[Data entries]
———

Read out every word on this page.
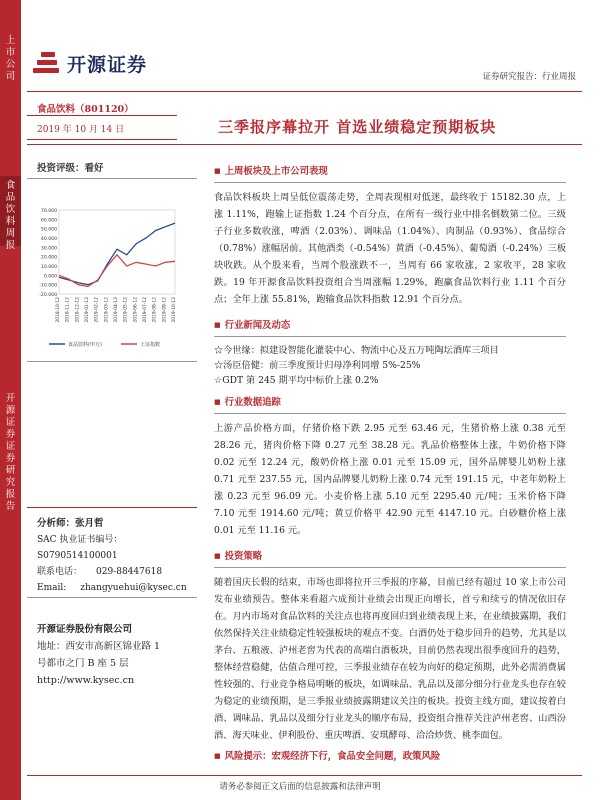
上
市
公
司
食
品
饮
料
周
报
开
源
证
券
证
券
研
究
报
告
开源证券
证券研究报告：行业周报
食品饮料（801120）
2019 年 10 月 14 日	三季报序幕拉开 首选业绩稳定预期板块
投资评级：看好
70.000
60.000
50.000
40.000
30.000
20.000
10.000
0.000
-10.000
-20.000
2018-10-12 2018-11-12 2018-12-12 2019-01-12 2019-02-12 2019-03-12 2019-04-12 2019-05-12 2019-06-12 2019-07-12 2019-08-12 2019-09-12 2019-10-12
食品饮料(申万)	上证指数
分析师：张月哲
SAC 执业证书编号：
S0790514100001
联系电话： 029-88447618
Email: zhangyuehui@kysec.cn
开源证券股份有限公司
地址：西安市高新区锦业路 1
号都市之门 B 座 5 层
http://www.kysec.cn
■ 上周板块及上市公司表现
食品饮料板块上周呈低位震荡走势，全周表现相对低迷，最终收于 15182.30 点，上涨 1.11%，跑输上证指数 1.24 个百分点，在所有一级行业中排名倒数第二位。三级子行业多数收涨，啤酒（2.03%）、调味品（1.04%）、肉制品（0.93%）、食品综合（0.78%）涨幅居前。其他酒类（-0.54%）黄酒（-0.45%）、葡萄酒（-0.24%）三板块收跌。从个股来看，当周个股涨跌不一，当周有 66 家收涨，2 家收平，28 家收跌。19 年开源食品饮料投资组合当周涨幅 1.29%，跑赢食品饮料行业 1.11 个百分点；全年上涨 55.81%，跑输食品饮料指数 12.91 个百分点。
■ 行业新闻及动态
☆今世缘：拟建设智能化灌装中心、物流中心及五万吨陶坛酒库三项目
☆汤臣倍健：前三季度预计归母净利同增 5%-25%
☆GDT 第 245 期平均中标价上涨 0.2%
■ 行业数据追踪
上游产品价格方面，仔猪价格下跌 2.95 元至 63.46 元，生猪价格上涨 0.38 元至 28.26 元，猪肉价格下降 0.27 元至 38.28 元。乳品价格整体上涨，牛奶价格下降 0.02 元至 12.24 元，酸奶价格上涨 0.01 元至 15.09 元，国外品牌婴儿奶粉上涨 0.71 元至 237.55 元，国内品牌婴儿奶粉上涨 0.74 元至 191.15 元，中老年奶粉上涨 0.23 元至 96.09 元。小麦价格上涨 5.10 元至 2295.40 元/吨；玉米价格下降 7.10 元至 1914.60 元/吨；黄豆价格平 42.90 元至 4147.10 元。白砂糖价格上涨 0.01 元至 11.16 元。
■ 投资策略
随着国庆长假的结束，市场也即将拉开三季报的序幕，目前已经有超过 10 家上市公司发布业绩预告。整体来看超六成预计业绩会出现正向增长，首亏和续亏的情况依旧存在。月内市场对食品饮料的关注点也将再度回归到业绩表现上来，在业绩披露期，我们依然保持关注业绩稳定性较强板块的观点不变。白酒仍处于稳步回升的趋势，尤其是以茅台、五粮液、泸州老窖为代表的高端白酒板块，目前仍然表现出很季度回升的趋势，整体经营稳健，估值合理可控，三季报业绩存在较为向好的稳定预期，此外必需消费属性较强的、行业竞争格局明晰的板块，如调味品、乳品以及部分细分行业龙头也存在较为稳定的业绩预期，是三季报业绩披露期建议关注的板块。投资主线方面，建议按着白酒、调味品、乳品以及细分行业龙头的顺序布局，投资组合推荐关注泸州老窖、山西汾酒、海天味业、伊利股份、重庆啤酒、安琪酵母、洽洽炒货、桃李面包。
■ 风险提示：宏观经济下行，食品安全问题，政策风险
请务必参阅正文后面的信息披露和法律声明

———

**WRITTEN PROBLEM**
Which lines of the data include "kysec"? Copy each of them.

**FINISHED ANSWER**
Email: zhangyuehui@kysec.cn
http://www.kysec.cn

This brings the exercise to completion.